Requirement
From the entries below, copy every line where the string "icon" appears.

[Dataset items]
>> Start

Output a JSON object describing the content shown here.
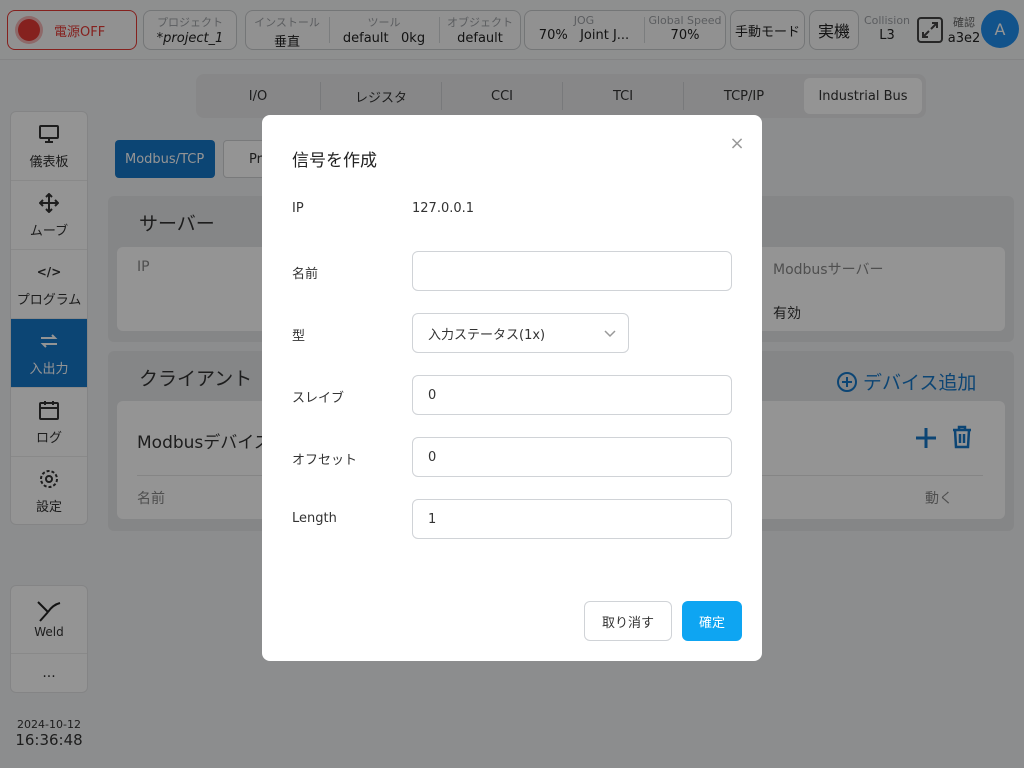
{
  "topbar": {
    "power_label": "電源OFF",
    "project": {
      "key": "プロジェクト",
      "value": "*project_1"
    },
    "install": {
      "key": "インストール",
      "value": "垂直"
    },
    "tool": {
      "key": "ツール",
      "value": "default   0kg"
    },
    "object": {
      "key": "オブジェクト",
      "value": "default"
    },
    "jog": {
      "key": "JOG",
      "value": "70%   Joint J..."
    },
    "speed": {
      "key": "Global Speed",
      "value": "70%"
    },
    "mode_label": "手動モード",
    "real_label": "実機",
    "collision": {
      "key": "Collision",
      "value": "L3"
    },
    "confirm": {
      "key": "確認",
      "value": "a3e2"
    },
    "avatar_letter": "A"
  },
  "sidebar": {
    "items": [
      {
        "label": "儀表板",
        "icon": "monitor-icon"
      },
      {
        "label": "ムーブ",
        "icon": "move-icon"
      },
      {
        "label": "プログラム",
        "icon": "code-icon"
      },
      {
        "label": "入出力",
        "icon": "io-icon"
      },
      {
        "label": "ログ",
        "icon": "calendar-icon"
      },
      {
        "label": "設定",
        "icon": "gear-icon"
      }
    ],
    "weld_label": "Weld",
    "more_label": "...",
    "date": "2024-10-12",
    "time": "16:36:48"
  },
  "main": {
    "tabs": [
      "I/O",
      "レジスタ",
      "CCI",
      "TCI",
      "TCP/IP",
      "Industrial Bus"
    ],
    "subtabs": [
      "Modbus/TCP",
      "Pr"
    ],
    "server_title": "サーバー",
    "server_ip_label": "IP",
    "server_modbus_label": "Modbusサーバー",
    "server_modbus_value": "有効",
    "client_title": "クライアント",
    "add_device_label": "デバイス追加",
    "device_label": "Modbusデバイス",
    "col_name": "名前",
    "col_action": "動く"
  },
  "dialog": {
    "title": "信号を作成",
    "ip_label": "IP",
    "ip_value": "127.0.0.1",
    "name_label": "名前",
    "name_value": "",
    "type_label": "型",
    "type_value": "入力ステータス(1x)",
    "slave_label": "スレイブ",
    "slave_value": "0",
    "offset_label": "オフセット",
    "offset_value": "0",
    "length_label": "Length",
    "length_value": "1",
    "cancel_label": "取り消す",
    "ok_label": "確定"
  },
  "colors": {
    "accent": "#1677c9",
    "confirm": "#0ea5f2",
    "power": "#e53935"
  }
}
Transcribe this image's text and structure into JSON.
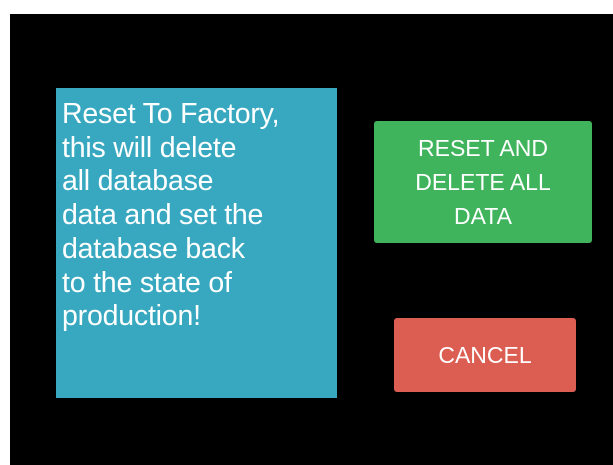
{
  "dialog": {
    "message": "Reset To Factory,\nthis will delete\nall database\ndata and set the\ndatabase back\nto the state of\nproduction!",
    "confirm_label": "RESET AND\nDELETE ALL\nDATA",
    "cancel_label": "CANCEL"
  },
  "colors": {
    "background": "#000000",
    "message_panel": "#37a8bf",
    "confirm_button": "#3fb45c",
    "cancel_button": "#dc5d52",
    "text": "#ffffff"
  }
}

>> End

Task response
        "icon": "monitor-icon"
        "icon": "move-icon"
        "icon": "code-icon"
        "icon": "io-icon"
        "icon": "calendar-icon"
        "icon": "gear-icon"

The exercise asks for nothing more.